• Extracted records:
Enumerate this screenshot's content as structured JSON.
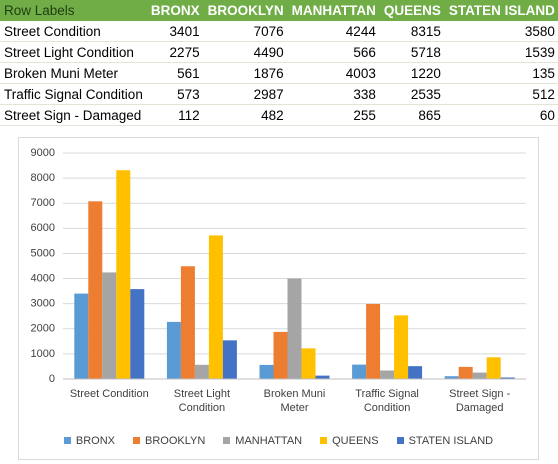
{
  "table": {
    "header": [
      "Row Labels",
      "BRONX",
      "BROOKLYN",
      "MANHATTAN",
      "QUEENS",
      "STATEN ISLAND"
    ],
    "rows": [
      [
        "Street Condition",
        3401,
        7076,
        4244,
        8315,
        3580
      ],
      [
        "Street Light Condition",
        2275,
        4490,
        566,
        5718,
        1539
      ],
      [
        "Broken Muni Meter",
        561,
        1876,
        4003,
        1220,
        135
      ],
      [
        "Traffic Signal Condition",
        573,
        2987,
        338,
        2535,
        512
      ],
      [
        "Street Sign - Damaged",
        112,
        482,
        255,
        865,
        60
      ]
    ]
  },
  "chart_data": {
    "type": "bar",
    "categories": [
      "Street Condition",
      "Street Light Condition",
      "Broken Muni Meter",
      "Traffic Signal Condition",
      "Street Sign - Damaged"
    ],
    "series": [
      {
        "name": "BRONX",
        "color": "#5b9bd5",
        "values": [
          3401,
          2275,
          561,
          573,
          112
        ]
      },
      {
        "name": "BROOKLYN",
        "color": "#ed7d31",
        "values": [
          7076,
          4490,
          1876,
          2987,
          482
        ]
      },
      {
        "name": "MANHATTAN",
        "color": "#a5a5a5",
        "values": [
          4244,
          566,
          4003,
          338,
          255
        ]
      },
      {
        "name": "QUEENS",
        "color": "#ffc000",
        "values": [
          8315,
          5718,
          1220,
          2535,
          865
        ]
      },
      {
        "name": "STATEN ISLAND",
        "color": "#4472c4",
        "values": [
          3580,
          1539,
          135,
          512,
          60
        ]
      }
    ],
    "ylim": [
      0,
      9000
    ],
    "yticks": [
      0,
      1000,
      2000,
      3000,
      4000,
      5000,
      6000,
      7000,
      8000,
      9000
    ],
    "grid": true,
    "legend": "bottom"
  }
}
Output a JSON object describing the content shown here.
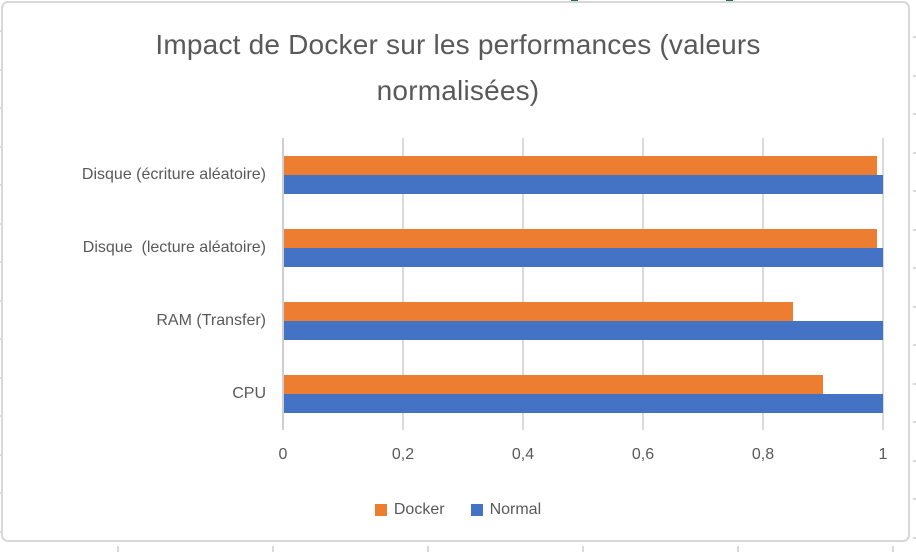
{
  "chart_data": {
    "type": "bar",
    "orientation": "horizontal",
    "title": "Impact de Docker sur les performances (valeurs normalisées)",
    "categories": [
      "Disque (écriture aléatoire)",
      "Disque  (lecture aléatoire)",
      "RAM (Transfer)",
      "CPU"
    ],
    "category_order": "top-to-bottom",
    "series": [
      {
        "name": "Docker",
        "color": "#ED7D31",
        "values": [
          0.99,
          0.99,
          0.85,
          0.9
        ]
      },
      {
        "name": "Normal",
        "color": "#4472C4",
        "values": [
          1.0,
          1.0,
          1.0,
          1.0
        ]
      }
    ],
    "group_layout": "Docker bar above Normal bar in each category group",
    "xlim": [
      0,
      1
    ],
    "x_ticks": [
      {
        "value": 0,
        "label": "0"
      },
      {
        "value": 0.2,
        "label": "0,2"
      },
      {
        "value": 0.4,
        "label": "0,4"
      },
      {
        "value": 0.6,
        "label": "0,6"
      },
      {
        "value": 0.8,
        "label": "0,8"
      },
      {
        "value": 1,
        "label": "1"
      }
    ],
    "grid": true,
    "legend_position": "bottom"
  },
  "colors": {
    "title_text": "#595959",
    "axis_text": "#595959",
    "gridline": "#DADADA",
    "axis_line": "#CFCFCF",
    "chart_border": "#D8D8D8",
    "sheet_gridline": "#D9D9D9",
    "sheet_selection_green": "#217346"
  }
}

• Job: Tally the lines of the material above that contain the word "Muni" and report the total alone.

• Correct response: 2